▸ **Records supplied**:
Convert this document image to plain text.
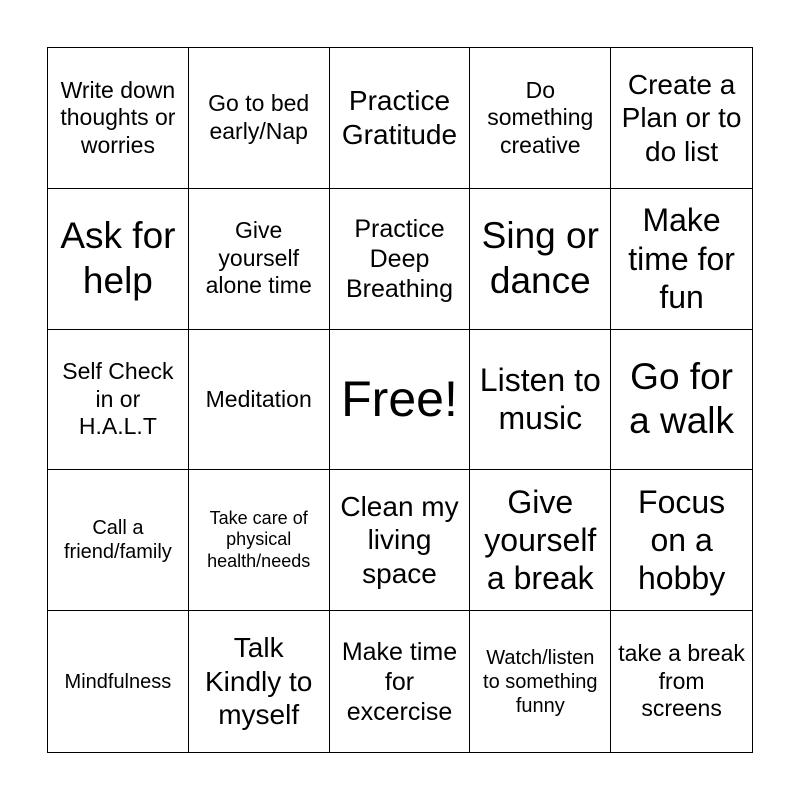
Write down thoughts or worries
Go to bed early/Nap
Practice Gratitude
Do something creative
Create a Plan or to do list
Ask for help
Give yourself alone time
Practice Deep Breathing
Sing or dance
Make time for fun
Self Check in or H.A.L.T
Meditation Free! Listen to music
Go for a walk
Call a friend/family
Take care of physical health/needs
Clean my living space
Give yourself a break
Focus on a hobby
Mindfulness
Talk Kindly to myself
Make time for excercise
Watch/listen to something funny
take a break from screens
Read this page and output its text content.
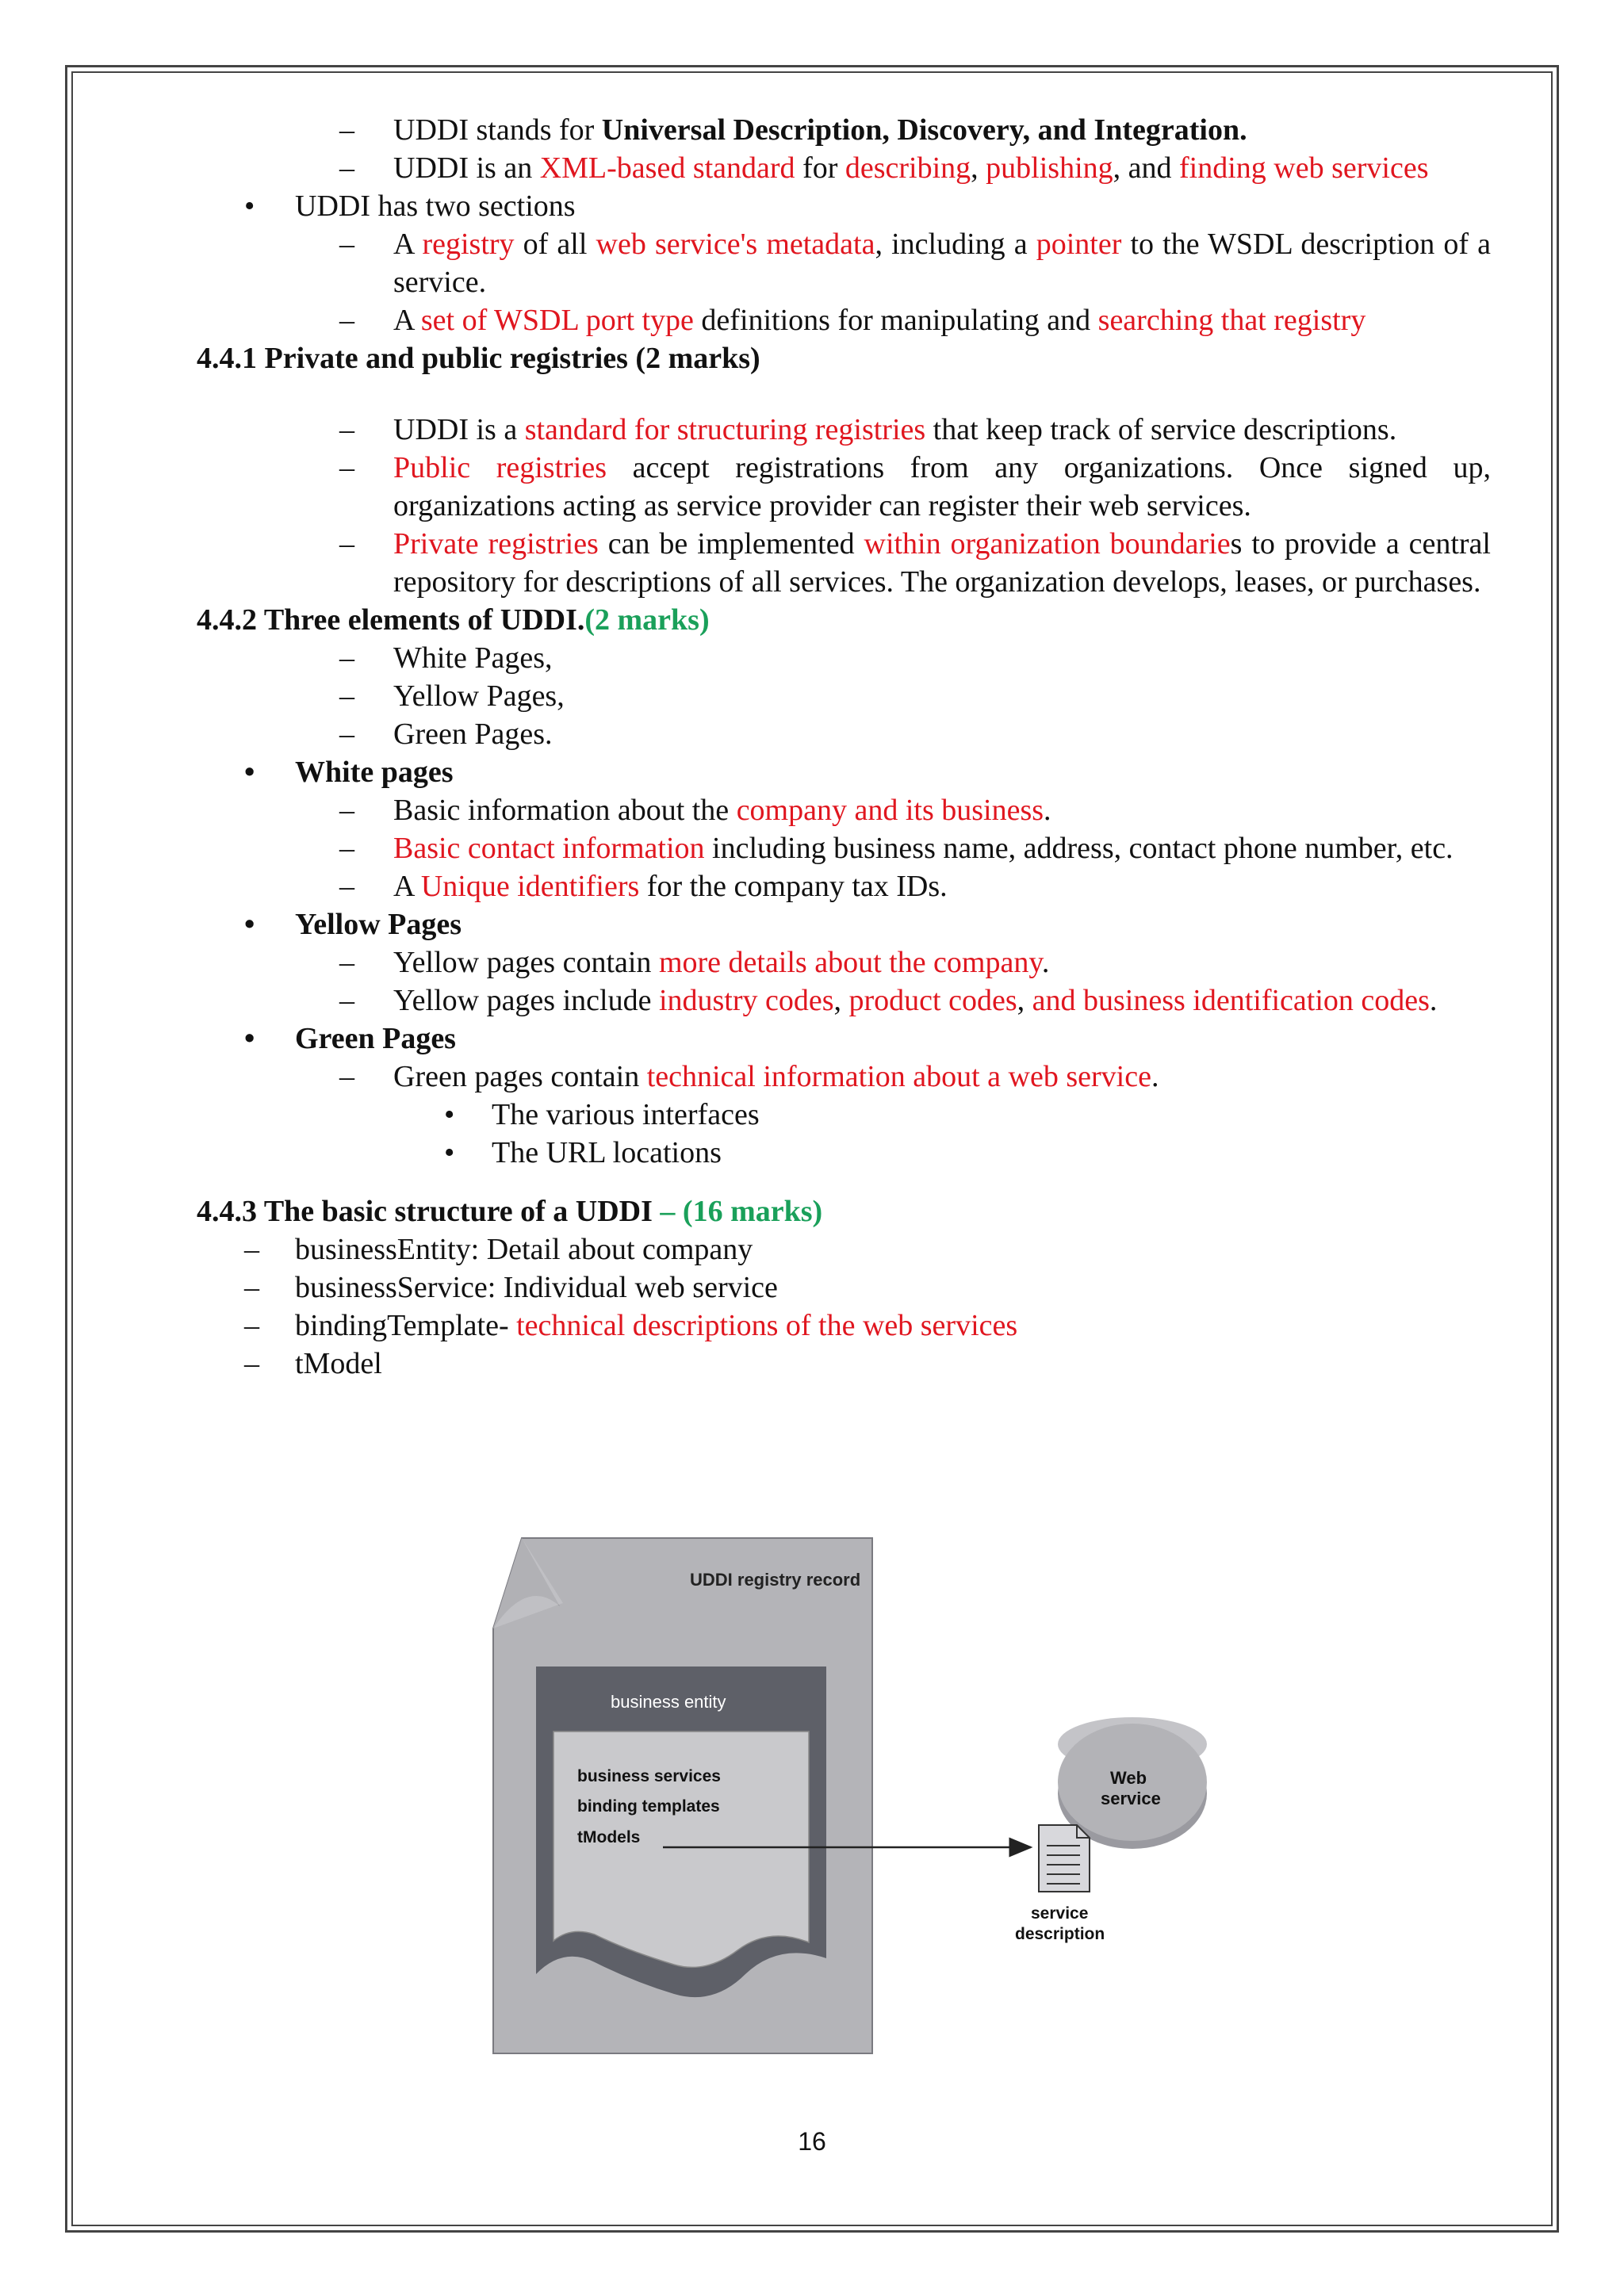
– UDDI stands for Universal Description, Discovery, and Integration.
– UDDI is an XML-based standard for describing, publishing, and finding web services
• UDDI has two sections
– A registry of all web service's metadata, including a pointer to the WSDL description of a service.
– A set of WSDL port type definitions for manipulating and searching that registry
4.4.1 Private and public registries (2 marks)
– UDDI is a standard for structuring registries that keep track of service descriptions.
– Public registries accept registrations from any organizations. Once signed up, organizations acting as service provider can register their web services.
– Private registries can be implemented within organization boundaries to provide a central repository for descriptions of all services. The organization develops, leases, or purchases.
4.4.2 Three elements of UDDI.(2 marks)
– White Pages,
– Yellow Pages,
– Green Pages.
• White pages
– Basic information about the company and its business.
– Basic contact information including business name, address, contact phone number, etc.
– A Unique identifiers for the company tax IDs.
• Yellow Pages
– Yellow pages contain more details about the company.
– Yellow pages include industry codes, product codes, and business identification codes.
• Green Pages
– Green pages contain technical information about a web service.
• The various interfaces
• The URL locations
4.4.3 The basic structure of a UDDI – (16 marks)
– businessEntity: Detail about company
– businessService: Individual web service
– bindingTemplate- technical descriptions of the web services
– tModel
UDDI registry record
business entity
business services
binding templates
tModels
Web
service
service
description
16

▸ **Goal**: Output only these lines, word for word: the line containing "Read this page and output its text content." and every line after it through the last line of the data. Omit the pictures.

▸ **Exercise output**:
Read this page and output its text content.
– UDDI stands for Universal Description, Discovery, and Integration.
– UDDI is an XML-based standard for describing, publishing, and finding web services
• UDDI has two sections
– A registry of all web service's metadata, including a pointer to the WSDL description of a service.
– A set of WSDL port type definitions for manipulating and searching that registry
4.4.1 Private and public registries (2 marks)
– UDDI is a standard for structuring registries that keep track of service descriptions.
– Public registries accept registrations from any organizations. Once signed up, organizations acting as service provider can register their web services.
– Private registries can be implemented within organization boundaries to provide a central repository for descriptions of all services. The organization develops, leases, or purchases.
4.4.2 Three elements of UDDI.(2 marks)
– White Pages,
– Yellow Pages,
– Green Pages.
• White pages
– Basic information about the company and its business.
– Basic contact information including business name, address, contact phone number, etc.
– A Unique identifiers for the company tax IDs.
• Yellow Pages
– Yellow pages contain more details about the company.
– Yellow pages include industry codes, product codes, and business identification codes.
• Green Pages
– Green pages contain technical information about a web service.
• The various interfaces
• The URL locations
4.4.3 The basic structure of a UDDI – (16 marks)
– businessEntity: Detail about company
– businessService: Individual web service
– bindingTemplate- technical descriptions of the web services
– tModel
UDDI registry record
business entity
business services
binding templates
tModels
Web
service
service
description
16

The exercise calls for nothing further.